> **Task prompt**: Find the string "sceneryStatic" and gather every line that holds it.

::: Dataset excerpts :::

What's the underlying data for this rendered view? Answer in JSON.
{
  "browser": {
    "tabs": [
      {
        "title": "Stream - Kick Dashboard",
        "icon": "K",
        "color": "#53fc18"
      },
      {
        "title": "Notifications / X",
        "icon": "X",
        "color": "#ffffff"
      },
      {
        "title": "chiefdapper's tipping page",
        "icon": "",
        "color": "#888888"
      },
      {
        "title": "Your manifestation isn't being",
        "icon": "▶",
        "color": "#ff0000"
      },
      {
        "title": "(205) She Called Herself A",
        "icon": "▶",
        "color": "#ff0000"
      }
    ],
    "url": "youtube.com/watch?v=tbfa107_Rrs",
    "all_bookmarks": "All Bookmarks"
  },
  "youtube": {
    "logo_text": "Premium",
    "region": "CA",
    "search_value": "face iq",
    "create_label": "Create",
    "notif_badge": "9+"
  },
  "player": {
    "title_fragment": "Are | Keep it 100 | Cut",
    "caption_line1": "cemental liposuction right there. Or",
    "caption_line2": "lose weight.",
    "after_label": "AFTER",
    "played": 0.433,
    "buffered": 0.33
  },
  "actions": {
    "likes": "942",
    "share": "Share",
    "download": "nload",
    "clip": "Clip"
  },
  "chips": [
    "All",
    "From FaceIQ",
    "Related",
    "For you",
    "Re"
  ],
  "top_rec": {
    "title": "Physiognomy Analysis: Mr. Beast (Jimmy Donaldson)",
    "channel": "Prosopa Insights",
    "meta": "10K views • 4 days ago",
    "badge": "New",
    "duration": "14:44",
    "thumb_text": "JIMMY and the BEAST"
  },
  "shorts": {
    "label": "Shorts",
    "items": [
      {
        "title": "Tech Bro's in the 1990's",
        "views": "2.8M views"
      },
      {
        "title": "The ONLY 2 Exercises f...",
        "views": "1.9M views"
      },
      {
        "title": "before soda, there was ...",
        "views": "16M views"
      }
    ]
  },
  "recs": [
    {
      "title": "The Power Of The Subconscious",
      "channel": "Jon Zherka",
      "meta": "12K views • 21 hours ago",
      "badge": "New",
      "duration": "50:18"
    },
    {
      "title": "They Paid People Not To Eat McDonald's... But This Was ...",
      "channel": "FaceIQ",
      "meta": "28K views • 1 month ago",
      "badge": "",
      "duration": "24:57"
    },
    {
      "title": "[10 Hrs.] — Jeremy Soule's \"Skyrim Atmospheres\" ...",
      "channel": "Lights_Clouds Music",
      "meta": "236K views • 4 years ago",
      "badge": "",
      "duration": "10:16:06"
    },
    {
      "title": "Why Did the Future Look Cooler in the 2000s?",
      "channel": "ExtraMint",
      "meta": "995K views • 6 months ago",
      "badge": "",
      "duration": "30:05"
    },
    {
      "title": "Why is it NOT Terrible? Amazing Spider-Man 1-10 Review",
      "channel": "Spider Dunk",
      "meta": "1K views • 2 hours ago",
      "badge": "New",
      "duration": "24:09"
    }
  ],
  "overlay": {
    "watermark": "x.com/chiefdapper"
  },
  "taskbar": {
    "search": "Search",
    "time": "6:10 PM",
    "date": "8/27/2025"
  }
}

:::
::: Dataset excerpts :::

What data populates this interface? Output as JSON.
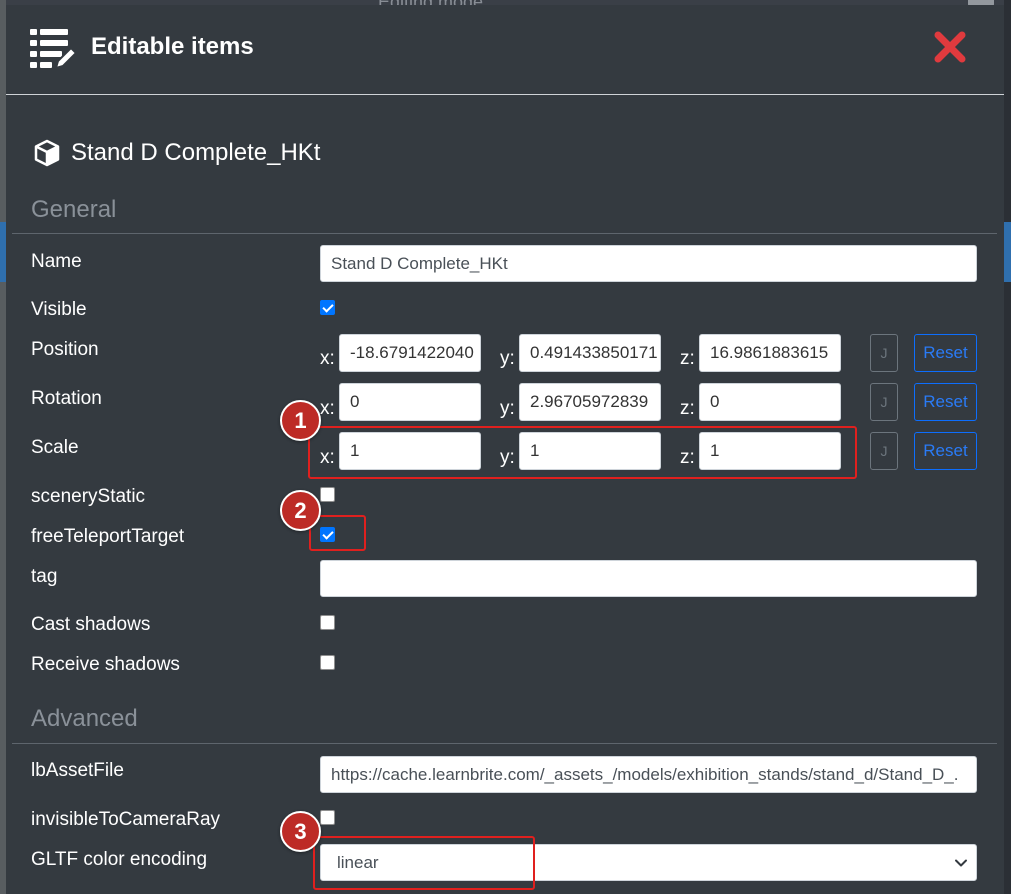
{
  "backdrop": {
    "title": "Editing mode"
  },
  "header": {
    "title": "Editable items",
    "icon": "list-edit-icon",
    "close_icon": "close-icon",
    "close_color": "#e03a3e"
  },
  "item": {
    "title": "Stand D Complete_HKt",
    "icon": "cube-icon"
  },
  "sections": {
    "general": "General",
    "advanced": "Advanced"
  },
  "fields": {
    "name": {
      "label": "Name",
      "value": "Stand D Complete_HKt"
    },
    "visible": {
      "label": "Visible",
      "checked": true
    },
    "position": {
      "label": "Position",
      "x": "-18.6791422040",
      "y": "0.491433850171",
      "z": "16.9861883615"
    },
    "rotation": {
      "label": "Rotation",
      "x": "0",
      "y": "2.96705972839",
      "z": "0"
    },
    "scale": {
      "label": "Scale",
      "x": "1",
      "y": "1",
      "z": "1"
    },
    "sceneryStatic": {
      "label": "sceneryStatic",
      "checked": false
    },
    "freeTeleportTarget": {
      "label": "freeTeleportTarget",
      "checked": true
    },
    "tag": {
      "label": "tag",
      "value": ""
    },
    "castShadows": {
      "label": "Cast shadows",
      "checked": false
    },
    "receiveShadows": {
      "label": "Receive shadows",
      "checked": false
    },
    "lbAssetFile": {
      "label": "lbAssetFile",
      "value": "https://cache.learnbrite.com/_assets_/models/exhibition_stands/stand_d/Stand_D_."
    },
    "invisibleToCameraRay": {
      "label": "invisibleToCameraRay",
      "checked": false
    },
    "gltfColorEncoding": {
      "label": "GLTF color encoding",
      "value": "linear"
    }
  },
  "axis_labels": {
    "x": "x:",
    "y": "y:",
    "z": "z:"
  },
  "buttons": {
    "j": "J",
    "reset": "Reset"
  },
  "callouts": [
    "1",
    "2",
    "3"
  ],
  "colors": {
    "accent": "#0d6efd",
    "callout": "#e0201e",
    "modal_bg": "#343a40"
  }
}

:::

> **Task solution**:
    "sceneryStatic": {
      "label": "sceneryStatic",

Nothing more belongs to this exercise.